Complete the following
a. In the text about the Lewis Walpole Library's master classes, why did the one-day community class draw on the library's large collections of caricatures and comic prints? Answer in one to three sentences.
b. Quote the part of the text about the Lewis Walpole Library's master classes that starts at "For several years" and ends at "directions for scholarship.".
c. Extend the text about the Lewis Walpole Library's master classes, starting after its last sentence.

Reading text
-----

Cynthia Roman, Curator of Prints, Drawings, and Paintings at the Lewis Walpole Library

For several years the Lewis Walpole Library has hosted Brian Maidment’s highly popular one-week master class for Yale graduate students (see below). The Library has also hosted one-day versions of the class for special audiences.

Senior Scholars: in 2012, for the first time, the library invited senior scholars from a variety of disciplines whose research encompasses graphic satire and caricature to a one-day workshop with Professsor Maidment, Research Professor in the History of Print at Salford University in Manchester, UK, and Cynthia Roman, Curator of Prints, Drawings, and Paintings at the LWL. The workshop addressed important past and current scholarship on comic imagery and visual humor between 1750 and 1850. The day was an opportunity for participants to share current research projects with colleagues and for the group to frame larger questions and new directions for scholarship.

Community: in 2011, for the first time, the library invited members of the community to a one-day version of the popular master class with Professor Maidment and Cynthia Roman.

This one-day class used the huge collections of caricatures and other comic prints held at the Lewis Walpole Library in Farmington as a means of exploring visual humor in the century between 1750 and 1850. During this period, the political caricature first flourished and then withered as the dominant form of visual comedy to be replaced by a broader marketplace for graphic images that reflected the interests of the rapidly changing urban population. The same period saw the overthrow of metal engraving and etching as the primary modes of making reproducible images in favor of wood engraving and lithography.

The class was designed to give a brief overview of these developments using prints drawn from the Lewis Walpole Library collections. Participants spent the day working with primary material from the period. Prints by both well known figures like Hogarth, Gillray and Rowlandson and by relatively obscure jobbing artists and engravers were considered. The teaching was relatively informal and exploratory rather than narrowly didactic. No previous experience of working with prints was required, and participants were encouraged to become engaged in discussion of these images and their possible interpretations.

The class was organized round three primary themes – The Forms of Visual Comedy; Print Making Techniques and their History; and Caricature and Society 1750-1850.

-----

Dataset records
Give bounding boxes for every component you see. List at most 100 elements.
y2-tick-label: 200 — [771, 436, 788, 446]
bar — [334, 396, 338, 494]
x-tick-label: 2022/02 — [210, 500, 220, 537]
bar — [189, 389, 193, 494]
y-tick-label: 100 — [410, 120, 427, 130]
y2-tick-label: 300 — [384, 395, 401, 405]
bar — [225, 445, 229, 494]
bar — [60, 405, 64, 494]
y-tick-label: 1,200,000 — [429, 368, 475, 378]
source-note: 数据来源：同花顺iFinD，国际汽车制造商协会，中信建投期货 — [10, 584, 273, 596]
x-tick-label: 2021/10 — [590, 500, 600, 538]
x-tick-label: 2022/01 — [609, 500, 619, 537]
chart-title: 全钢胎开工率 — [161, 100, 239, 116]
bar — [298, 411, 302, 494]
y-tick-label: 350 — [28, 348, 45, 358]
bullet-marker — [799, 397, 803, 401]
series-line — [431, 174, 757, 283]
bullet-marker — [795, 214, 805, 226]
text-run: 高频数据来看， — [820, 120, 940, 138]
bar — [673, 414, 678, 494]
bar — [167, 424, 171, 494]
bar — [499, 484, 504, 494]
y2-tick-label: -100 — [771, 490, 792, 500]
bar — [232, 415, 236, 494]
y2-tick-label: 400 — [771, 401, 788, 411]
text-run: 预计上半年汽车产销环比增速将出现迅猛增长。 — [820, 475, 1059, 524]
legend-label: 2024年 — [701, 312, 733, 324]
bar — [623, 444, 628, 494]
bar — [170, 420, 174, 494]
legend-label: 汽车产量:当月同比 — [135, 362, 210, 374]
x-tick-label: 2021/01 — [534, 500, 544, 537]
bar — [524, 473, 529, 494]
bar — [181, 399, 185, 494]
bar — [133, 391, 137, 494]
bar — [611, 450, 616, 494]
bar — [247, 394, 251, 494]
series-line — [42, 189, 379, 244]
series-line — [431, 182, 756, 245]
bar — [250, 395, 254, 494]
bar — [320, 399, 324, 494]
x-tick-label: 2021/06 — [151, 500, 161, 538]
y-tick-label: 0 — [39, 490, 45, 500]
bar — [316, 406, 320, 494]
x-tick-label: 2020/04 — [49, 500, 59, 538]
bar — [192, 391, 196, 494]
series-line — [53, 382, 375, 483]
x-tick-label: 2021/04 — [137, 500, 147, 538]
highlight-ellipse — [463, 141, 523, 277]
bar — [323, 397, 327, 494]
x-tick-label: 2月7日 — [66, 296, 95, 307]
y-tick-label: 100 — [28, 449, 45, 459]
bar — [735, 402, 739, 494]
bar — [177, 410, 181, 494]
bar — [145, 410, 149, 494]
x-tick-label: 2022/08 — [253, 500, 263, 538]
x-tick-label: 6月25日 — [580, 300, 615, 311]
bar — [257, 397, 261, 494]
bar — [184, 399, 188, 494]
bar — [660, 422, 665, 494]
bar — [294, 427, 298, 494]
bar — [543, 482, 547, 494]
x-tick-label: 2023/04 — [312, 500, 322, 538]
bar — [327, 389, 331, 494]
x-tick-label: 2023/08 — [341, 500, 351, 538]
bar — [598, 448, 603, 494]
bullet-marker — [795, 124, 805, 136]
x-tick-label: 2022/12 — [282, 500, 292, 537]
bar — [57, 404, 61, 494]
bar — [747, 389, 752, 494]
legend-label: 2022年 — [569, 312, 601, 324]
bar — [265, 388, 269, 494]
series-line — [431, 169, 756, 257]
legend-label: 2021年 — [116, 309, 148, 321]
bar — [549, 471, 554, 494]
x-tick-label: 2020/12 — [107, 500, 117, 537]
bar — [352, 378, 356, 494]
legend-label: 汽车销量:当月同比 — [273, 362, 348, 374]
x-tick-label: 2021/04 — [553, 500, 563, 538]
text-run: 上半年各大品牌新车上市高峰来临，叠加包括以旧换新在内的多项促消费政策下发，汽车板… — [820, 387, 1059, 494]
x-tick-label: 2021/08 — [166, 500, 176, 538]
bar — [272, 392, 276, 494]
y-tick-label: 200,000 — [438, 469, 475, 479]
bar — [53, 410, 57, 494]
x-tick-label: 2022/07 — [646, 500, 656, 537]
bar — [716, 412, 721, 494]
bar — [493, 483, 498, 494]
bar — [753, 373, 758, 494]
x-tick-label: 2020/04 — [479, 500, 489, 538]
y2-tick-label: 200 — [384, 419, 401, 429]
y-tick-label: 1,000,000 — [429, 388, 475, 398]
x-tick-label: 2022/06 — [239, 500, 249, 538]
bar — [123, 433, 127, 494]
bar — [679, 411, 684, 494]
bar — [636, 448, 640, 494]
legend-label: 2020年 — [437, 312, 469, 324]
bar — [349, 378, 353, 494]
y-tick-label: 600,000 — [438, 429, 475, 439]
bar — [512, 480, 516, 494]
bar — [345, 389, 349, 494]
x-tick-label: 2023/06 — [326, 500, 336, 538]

-----

Response list
a. The class used those collections as a way to explore visual humor in the century between 1750 and 1850. The prints also served to give a brief overview of how comic imagery and printmaking changed during that period.

b.
For several years the Lewis Walpole Library has hosted Brian Maidment’s highly popular one-week master class for Yale graduate students (see below). The Library has also hosted one-day versions of the class for special audiences.

Senior Scholars: in 2012, for the first time, the library invited senior scholars from a variety of disciplines whose research encompasses graphic satire and caricature to a one-day workshop with Professsor Maidment, Research Professor in the History of Print at Salford University in Manchester, UK, and Cynthia Roman, Curator of Prints, Drawings, and Paintings at the LWL. The workshop addressed important past and current scholarship on comic imagery and visual humor between 1750 and 1850. The day was an opportunity for participants to share current research projects with colleagues and for the group to frame larger questions and new directions for scholarship.

c.
The session on ‘Forms of Visual Comedy’, using both prints and illustrations, tried to define the nature of visual humor in the eighteenth and nineteenth, especially caricature. The class considered terms like ‘caricature’ and ‘cartoon’, and thought about the different sorts of humor available to the artist - ‘satire’, ‘invective’, ‘parody’, ‘pastiche’, ‘the grotesque’ and ‘whimsy’ among them. The aim of the session was to introduce the variety of humorous ways of looking suggested by caricatures and other forms of graphic humor from the period. ‘Print Making Techniques and their History’ offered help with recognizing the main print making techniques and their mode of operation, including metal engraving, mezzotint, etching, wood engraving and lithography. There was also some consideration of the social history of each of these reprographic methods to suggest why they enjoyed popularity during particular historical periods. ‘Caricature and Society 1750-1850’ used a wide variety of images of print shops to suggest ways in which contemporaries viewed the usefulness, dangers or other forms of social impact made by caricature and other forms of comic prints. Why was eighteenth century political and social caricature so free from censorship? Could rudeness be socially useful or even progressively reformist? How widespread or democratic was caricature as a form of social communication? Was caricature almost exclusively the preserve of genteel male sociability, or did large numbers of observers have access to it? Why did political caricature give way to the comedy of urban manners as the primary subject for graphic comedy from the 1820s on? How far can satirical prints be thought of as an early instance of Victorian social self-analysis? Discussion of these kinds of issues shaped this concluding session of the programme.

Brian Maidment is Research Professor in the History of Print at Salford University in Manchester, UK, and has long standing interests in the study of popular graphic traditions as well as a detailed knowledge of the Farmington collections. He has taught classes of this kind at Farmington since 2002. Cynthia Roman is the Lewis Walpole Library’s Curator of Prints, Drawings, and Paintings and has extensive experience of working with prints of all levels of aesthetic ambition and achievement.


British History Painting in the Long Eighteenth Century

August 18-22, 2014 and August 22-26, 2011

Led by Mark Salber Phillips, Professor of History at Carleton University, Ottawa

and

Cynthia Roman, Curator of Prints, Drawings, and Paintings at the Lewis Walpole Library

The residential seminar was intended to give doctoral students in a number of disciplines the opportunity to consider issues of history painting using both visual material and textual resources from the Lewis Walpole Library’s collections. This course explored the often-embattled efforts of artists (including William Hogarth, Gavin Hamilton, Benjamin West and John Trumbull among others) to construct new modes of visual representations of narrative history and national history in particular. A multidisciplinary approach provided the theoretical context of Enlightenment intellectual history, the more focused discourse of art treatises, and direct encounters with the formal and aesthetic qualities of works of art.

The class was taught as a combination of lecture presentations, discussions, and small-group activities and included visits to the Yale Center for British Art, the Yale University Art Gallery, and the Wadsworth Atheneum Museum of Art. Most of the teaching took place in the Lewis Walpole Library in Farmington and was led by Mark Salber Phillips, Professor of History at Carleton University, Ottawa, and Cynthia Roman, Curator of Prints, Drawings, and Paintings at the Lewis Walpole Library.

The course was intended primarily for Yale students, but a limited number of places were available to graduate students from other universities.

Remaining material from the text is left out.